# Netbenas Shortcuts



## MichaelR (15. Dez 2009)

Hallo zusammen,

ich hätte mal eine Frage. Ich programmier grad parallel auf Eclipse und Netbeans und bin am überlegen ob ich ganz auf Netbeans umsteig. Es gibt nur leider paar Sachen, die ich in Netbeans noch nicht finde.

Unter eclipse kenn ich es, wenn ich syso schreibe und danach strg+leertaste drücke, dass ich ein System.out.println(); bekomm.
Wie funktioniert denn das unter Netbeans? Ist umständlich des immer per Hand zu schreiben.

Es ist unter eclipse auch möglich über strg+7 den markierten Quellcode auszukommentieren. Wie ist das unter Netbeans möglich?

Wäre nett, wenn des zufällig einer weis.


----------



## Manowar (15. Dez 2009)

Hi Michael,

geht auch problemlos unter Netbeans 

1. Schreib mal sout und drück dann die Tab-Taste et voila: System.out.println("");
2. Markier den zu kommentierenden Block und drück dann Ctrl-Shift-C. 
3. Wirf mal einen Blick auf Tools->Options->Keymap, da kannst du bequem über die Suche nach Kürzeln forschen.

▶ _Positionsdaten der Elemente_
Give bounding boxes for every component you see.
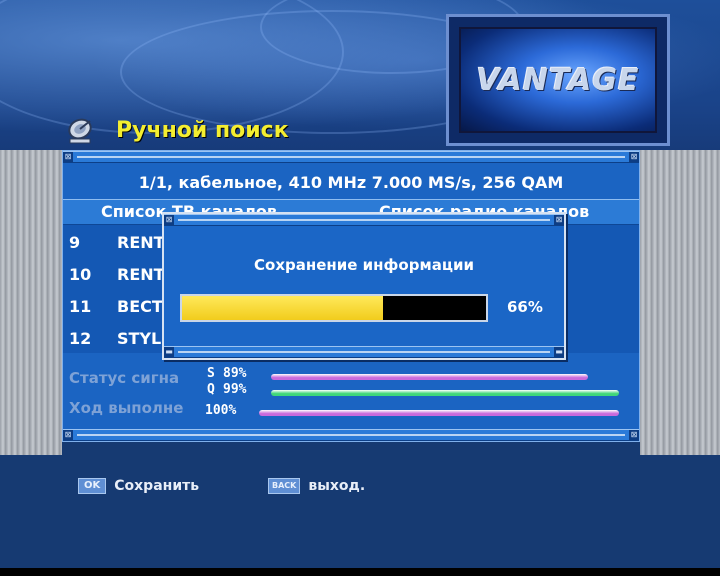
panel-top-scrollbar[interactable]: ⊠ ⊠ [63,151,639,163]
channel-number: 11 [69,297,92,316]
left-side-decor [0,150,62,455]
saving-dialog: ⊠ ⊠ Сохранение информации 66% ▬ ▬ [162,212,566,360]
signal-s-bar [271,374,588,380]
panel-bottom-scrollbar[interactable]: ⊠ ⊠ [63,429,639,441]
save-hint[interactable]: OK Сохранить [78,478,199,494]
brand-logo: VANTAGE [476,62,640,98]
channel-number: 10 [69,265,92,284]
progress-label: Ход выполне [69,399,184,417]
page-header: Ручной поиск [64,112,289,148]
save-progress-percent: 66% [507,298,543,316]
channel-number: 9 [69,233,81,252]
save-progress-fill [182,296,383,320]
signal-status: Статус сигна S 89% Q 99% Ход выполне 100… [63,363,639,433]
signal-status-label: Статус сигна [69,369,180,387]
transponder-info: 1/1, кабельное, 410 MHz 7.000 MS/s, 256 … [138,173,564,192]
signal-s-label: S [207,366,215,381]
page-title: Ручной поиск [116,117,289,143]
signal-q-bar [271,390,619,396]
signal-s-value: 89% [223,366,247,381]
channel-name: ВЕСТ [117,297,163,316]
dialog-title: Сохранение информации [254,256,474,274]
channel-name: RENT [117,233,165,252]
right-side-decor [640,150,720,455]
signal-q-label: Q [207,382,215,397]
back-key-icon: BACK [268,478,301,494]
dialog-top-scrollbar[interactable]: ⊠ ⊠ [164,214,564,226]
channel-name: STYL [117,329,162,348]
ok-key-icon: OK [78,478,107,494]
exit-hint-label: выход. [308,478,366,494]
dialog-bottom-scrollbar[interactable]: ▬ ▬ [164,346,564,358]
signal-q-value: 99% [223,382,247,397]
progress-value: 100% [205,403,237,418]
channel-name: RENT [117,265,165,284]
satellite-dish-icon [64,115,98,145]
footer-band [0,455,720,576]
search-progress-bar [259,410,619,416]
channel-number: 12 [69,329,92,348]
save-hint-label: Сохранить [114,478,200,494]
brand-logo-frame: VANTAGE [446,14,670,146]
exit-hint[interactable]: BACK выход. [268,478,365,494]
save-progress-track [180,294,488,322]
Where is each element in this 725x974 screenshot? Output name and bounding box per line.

* * *

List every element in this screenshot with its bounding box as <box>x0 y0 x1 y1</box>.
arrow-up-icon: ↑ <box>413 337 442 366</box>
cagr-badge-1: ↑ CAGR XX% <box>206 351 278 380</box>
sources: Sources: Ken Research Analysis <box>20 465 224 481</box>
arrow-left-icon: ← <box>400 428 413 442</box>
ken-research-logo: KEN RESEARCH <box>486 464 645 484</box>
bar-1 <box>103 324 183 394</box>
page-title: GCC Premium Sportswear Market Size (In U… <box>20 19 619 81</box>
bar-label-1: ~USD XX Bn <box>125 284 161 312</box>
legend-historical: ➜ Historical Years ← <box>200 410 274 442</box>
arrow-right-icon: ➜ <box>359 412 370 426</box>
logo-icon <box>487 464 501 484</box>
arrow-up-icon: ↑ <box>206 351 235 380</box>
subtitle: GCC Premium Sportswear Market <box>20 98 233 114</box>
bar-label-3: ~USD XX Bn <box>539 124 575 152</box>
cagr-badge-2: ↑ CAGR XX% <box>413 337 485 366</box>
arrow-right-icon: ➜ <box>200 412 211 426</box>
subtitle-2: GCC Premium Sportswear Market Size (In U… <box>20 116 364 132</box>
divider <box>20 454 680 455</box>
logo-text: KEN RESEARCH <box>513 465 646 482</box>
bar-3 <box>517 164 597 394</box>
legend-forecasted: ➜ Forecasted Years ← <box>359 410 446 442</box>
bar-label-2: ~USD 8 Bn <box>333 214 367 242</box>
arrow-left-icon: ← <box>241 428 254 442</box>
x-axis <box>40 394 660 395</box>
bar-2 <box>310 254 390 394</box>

▶ _Kurze Aufgabe 1_
Welche Tastenkombination soll man laut dem Thread über NetBeans-Tastenkürzel drücken, um einen markierten Block in NetBeans auszukommentieren?
▶ _Kurze Aufgabe 2_
Formuliere den Thread über NetBeans-Tastenkürzel von „Unter eclipse kenn“ bis einschließlich „unter Netbeans möglich?“ neu und setze dabei „Code“ an die Stelle von „Quellcode“.
▶ _Kurze Aufgabe 3_
Führe den Thread über NetBeans-Tastenkürzel im Anschluss an seinen letzten Satz weiter.

▶ _Ergebnis der Übung 1_
Ctrl-Shift-C

▶ _Ergebnis der Übung 2_
Unter eclipse kenn ich es, wenn ich syso schreibe und danach strg+leertaste drücke, dass ich ein System.out.println(); bekomm.
Wie funktioniert denn das unter Netbeans? Ist umständlich des immer per Hand zu schreiben.

Es ist unter eclipse auch möglich über strg+7 den markierten Code auszukommentieren. Wie ist das unter Netbeans möglich?

▶ _Ergebnis der Übung 3_
4. Unter Tools->Options->Editor->Code Templates findest du die Kürzel wie "sout" usw. und kannst sie bei Bedarf anpassen.

Hoffe, das hilft Dir etwas weiter.

Gruss,

Manowar

P.S.: Noch einer, der öfter Netbenas statt Netbeans schreibt ;-)


----------



## MQue (18. Dez 2009)

Ergänzungen zu NetBeans Shortcuts:

wenn du in die Installations von Netbeans schaust, dann findest du eine Datei shortcuts.pdf, bei mir z.B.: unter "Unter C:\Programme\NetBeans 6.7.1\nb6.7".
Und wie schon erwähnt:
In Netbeans: Tools->Options->Editor->Code Templates kannst du eigene Shortcuts anlegen.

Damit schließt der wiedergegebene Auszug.